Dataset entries
▼
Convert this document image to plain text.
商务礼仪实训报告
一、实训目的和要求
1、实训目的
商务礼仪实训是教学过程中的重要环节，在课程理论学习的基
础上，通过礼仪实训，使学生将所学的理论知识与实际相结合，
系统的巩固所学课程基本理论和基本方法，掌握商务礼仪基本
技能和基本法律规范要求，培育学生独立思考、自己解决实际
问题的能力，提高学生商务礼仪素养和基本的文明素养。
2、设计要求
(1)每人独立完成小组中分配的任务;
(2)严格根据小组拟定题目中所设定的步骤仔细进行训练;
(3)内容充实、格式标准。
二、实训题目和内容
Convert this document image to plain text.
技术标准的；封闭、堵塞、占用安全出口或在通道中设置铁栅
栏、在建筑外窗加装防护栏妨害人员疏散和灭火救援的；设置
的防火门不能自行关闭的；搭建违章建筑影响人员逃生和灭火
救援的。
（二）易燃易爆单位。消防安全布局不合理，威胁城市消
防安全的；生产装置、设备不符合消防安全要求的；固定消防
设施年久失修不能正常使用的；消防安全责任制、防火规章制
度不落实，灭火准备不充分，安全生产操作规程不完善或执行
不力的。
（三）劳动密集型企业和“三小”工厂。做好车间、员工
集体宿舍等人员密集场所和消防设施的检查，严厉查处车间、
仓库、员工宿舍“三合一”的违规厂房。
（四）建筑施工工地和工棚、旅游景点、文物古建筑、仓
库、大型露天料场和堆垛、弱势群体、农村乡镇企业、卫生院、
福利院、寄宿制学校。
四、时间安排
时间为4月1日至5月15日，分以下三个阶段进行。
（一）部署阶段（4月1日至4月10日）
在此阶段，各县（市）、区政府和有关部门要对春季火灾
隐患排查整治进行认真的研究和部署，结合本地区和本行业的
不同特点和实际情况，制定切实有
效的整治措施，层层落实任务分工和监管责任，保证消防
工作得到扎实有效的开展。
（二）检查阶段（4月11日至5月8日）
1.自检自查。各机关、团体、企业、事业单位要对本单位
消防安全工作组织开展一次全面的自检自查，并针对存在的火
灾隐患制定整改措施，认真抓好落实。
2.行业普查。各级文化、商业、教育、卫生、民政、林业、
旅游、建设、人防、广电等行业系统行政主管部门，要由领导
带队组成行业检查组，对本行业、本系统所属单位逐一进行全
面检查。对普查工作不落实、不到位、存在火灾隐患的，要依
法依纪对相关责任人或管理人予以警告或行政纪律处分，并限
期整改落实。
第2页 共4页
▲
◆ **Instructions for the task**:
Reproduce all of the data exactly as given.

◆ **Solution to this problem**:
Convert this document image to plain text.
商务礼仪实训报告
一、实训目的和要求
1、实训目的
商务礼仪实训是教学过程中的重要环节，在课程理论学习的基
础上，通过礼仪实训，使学生将所学的理论知识与实际相结合，
系统的巩固所学课程基本理论和基本方法，掌握商务礼仪基本
技能和基本法律规范要求，培育学生独立思考、自己解决实际
问题的能力，提高学生商务礼仪素养和基本的文明素养。
2、设计要求
(1)每人独立完成小组中分配的任务;
(2)严格根据小组拟定题目中所设定的步骤仔细进行训练;
(3)内容充实、格式标准。
二、实训题目和内容
Convert this document image to plain text.
技术标准的；封闭、堵塞、占用安全出口或在通道中设置铁栅
栏、在建筑外窗加装防护栏妨害人员疏散和灭火救援的；设置
的防火门不能自行关闭的；搭建违章建筑影响人员逃生和灭火
救援的。
（二）易燃易爆单位。消防安全布局不合理，威胁城市消
防安全的；生产装置、设备不符合消防安全要求的；固定消防
设施年久失修不能正常使用的；消防安全责任制、防火规章制
度不落实，灭火准备不充分，安全生产操作规程不完善或执行
不力的。
（三）劳动密集型企业和“三小”工厂。做好车间、员工
集体宿舍等人员密集场所和消防设施的检查，严厉查处车间、
仓库、员工宿舍“三合一”的违规厂房。
（四）建筑施工工地和工棚、旅游景点、文物古建筑、仓
库、大型露天料场和堆垛、弱势群体、农村乡镇企业、卫生院、
福利院、寄宿制学校。
四、时间安排
时间为4月1日至5月15日，分以下三个阶段进行。
（一）部署阶段（4月1日至4月10日）
在此阶段，各县（市）、区政府和有关部门要对春季火灾
隐患排查整治进行认真的研究和部署，结合本地区和本行业的
不同特点和实际情况，制定切实有
效的整治措施，层层落实任务分工和监管责任，保证消防
工作得到扎实有效的开展。
（二）检查阶段（4月11日至5月8日）
1.自检自查。各机关、团体、企业、事业单位要对本单位
消防安全工作组织开展一次全面的自检自查，并针对存在的火
灾隐患制定整改措施，认真抓好落实。
2.行业普查。各级文化、商业、教育、卫生、民政、林业、
旅游、建设、人防、广电等行业系统行政主管部门，要由领导
带队组成行业检查组，对本行业、本系统所属单位逐一进行全
面检查。对普查工作不落实、不到位、存在火灾隐患的，要依
法依纪对相关责任人或管理人予以警告或行政纪律处分，并限
期整改落实。
第2页 共4页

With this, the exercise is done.